Written instruction:
Copy, in full, each line of the material that holds the word "last".

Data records
■ ■ ■

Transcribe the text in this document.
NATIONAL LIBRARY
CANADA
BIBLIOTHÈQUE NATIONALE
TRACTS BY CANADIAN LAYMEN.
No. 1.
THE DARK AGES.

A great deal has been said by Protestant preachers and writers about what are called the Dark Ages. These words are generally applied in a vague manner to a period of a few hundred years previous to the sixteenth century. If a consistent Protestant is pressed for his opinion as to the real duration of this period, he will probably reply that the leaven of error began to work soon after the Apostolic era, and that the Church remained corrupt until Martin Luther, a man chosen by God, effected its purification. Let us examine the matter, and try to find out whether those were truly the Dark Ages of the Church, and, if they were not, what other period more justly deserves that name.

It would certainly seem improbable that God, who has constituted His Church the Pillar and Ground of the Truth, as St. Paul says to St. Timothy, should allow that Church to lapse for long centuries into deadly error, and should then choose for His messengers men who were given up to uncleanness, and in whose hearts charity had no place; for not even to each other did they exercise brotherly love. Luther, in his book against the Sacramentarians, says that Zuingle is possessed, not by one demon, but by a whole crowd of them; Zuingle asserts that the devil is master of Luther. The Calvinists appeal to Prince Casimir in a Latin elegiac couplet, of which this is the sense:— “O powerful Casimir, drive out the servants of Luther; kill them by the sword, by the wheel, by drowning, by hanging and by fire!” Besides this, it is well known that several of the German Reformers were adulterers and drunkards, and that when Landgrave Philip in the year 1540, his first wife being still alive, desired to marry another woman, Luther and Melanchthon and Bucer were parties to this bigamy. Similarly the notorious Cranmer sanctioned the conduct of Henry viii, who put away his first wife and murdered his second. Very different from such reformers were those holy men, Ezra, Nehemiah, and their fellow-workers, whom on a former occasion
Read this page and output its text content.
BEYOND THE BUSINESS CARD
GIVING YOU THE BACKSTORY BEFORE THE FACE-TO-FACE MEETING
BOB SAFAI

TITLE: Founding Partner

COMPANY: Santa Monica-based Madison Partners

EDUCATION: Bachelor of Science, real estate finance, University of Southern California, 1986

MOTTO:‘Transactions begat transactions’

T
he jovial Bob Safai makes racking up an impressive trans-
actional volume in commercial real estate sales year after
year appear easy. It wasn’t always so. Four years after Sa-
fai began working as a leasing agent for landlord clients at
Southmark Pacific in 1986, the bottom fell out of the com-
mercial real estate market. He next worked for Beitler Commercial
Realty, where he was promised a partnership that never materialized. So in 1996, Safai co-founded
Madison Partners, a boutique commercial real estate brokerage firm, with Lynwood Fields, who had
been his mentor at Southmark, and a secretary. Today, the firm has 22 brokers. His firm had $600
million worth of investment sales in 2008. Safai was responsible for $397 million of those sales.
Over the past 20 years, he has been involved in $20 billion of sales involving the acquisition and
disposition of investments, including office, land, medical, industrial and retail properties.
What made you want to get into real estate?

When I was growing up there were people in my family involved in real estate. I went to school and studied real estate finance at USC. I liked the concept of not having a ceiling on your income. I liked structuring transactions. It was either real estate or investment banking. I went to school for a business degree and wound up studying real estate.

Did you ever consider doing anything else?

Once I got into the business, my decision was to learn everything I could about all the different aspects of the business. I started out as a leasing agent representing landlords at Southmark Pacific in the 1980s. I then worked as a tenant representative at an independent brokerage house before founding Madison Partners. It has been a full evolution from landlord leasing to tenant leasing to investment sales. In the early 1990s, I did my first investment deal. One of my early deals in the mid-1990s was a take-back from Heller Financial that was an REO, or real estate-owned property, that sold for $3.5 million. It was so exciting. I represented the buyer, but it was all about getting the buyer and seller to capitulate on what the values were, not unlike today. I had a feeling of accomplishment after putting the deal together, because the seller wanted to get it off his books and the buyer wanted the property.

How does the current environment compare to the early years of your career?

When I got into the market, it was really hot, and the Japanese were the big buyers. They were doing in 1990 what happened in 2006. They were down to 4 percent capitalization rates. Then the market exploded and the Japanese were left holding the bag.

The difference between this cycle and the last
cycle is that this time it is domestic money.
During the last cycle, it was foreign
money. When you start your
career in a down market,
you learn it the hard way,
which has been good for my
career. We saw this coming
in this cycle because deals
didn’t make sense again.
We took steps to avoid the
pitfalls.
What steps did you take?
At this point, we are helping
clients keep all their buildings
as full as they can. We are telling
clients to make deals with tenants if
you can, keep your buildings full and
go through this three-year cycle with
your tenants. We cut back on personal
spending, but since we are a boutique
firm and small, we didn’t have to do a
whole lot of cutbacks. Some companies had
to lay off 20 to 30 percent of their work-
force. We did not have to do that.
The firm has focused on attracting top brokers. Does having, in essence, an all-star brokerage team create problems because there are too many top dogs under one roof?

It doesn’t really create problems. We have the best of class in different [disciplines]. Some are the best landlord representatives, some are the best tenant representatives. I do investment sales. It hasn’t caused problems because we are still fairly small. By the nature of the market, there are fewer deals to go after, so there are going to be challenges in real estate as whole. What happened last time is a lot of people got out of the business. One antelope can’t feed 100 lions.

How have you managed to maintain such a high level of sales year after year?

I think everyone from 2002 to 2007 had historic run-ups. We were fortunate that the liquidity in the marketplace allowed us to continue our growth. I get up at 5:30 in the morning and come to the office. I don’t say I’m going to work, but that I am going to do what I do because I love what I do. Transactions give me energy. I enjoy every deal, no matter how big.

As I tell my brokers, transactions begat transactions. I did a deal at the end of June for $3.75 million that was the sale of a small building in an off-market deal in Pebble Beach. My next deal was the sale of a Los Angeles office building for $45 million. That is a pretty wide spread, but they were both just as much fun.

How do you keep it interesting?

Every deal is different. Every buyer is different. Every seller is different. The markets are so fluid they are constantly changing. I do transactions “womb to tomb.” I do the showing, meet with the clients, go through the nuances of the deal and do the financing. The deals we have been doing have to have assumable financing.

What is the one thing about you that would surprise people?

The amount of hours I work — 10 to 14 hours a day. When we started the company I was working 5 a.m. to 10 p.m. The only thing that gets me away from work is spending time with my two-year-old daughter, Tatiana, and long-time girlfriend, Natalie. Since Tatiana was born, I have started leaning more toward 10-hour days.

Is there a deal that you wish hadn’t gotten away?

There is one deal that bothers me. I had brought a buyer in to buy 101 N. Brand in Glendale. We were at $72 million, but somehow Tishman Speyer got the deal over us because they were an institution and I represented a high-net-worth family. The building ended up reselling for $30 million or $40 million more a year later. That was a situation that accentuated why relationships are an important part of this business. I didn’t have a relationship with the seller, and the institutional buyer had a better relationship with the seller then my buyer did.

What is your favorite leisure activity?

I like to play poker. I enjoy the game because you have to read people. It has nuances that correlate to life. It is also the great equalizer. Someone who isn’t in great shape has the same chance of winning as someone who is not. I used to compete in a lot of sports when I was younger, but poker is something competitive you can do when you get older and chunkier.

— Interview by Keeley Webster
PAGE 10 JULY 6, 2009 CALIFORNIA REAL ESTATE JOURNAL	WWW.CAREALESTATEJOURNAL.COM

■ ■ ■

Full solution:
The difference between this cycle and the last
During the last cycle, it was foreign
It doesn’t really create problems. We have the best of class in different [disciplines]. Some are the best landlord representatives, some are the best tenant representatives. I do investment sales. It hasn’t caused problems because we are still fairly small. By the nature of the market, there are fewer deals to go after, so there are going to be challenges in real estate as whole. What happened last time is a lot of people got out of the business. One antelope can’t feed 100 lions.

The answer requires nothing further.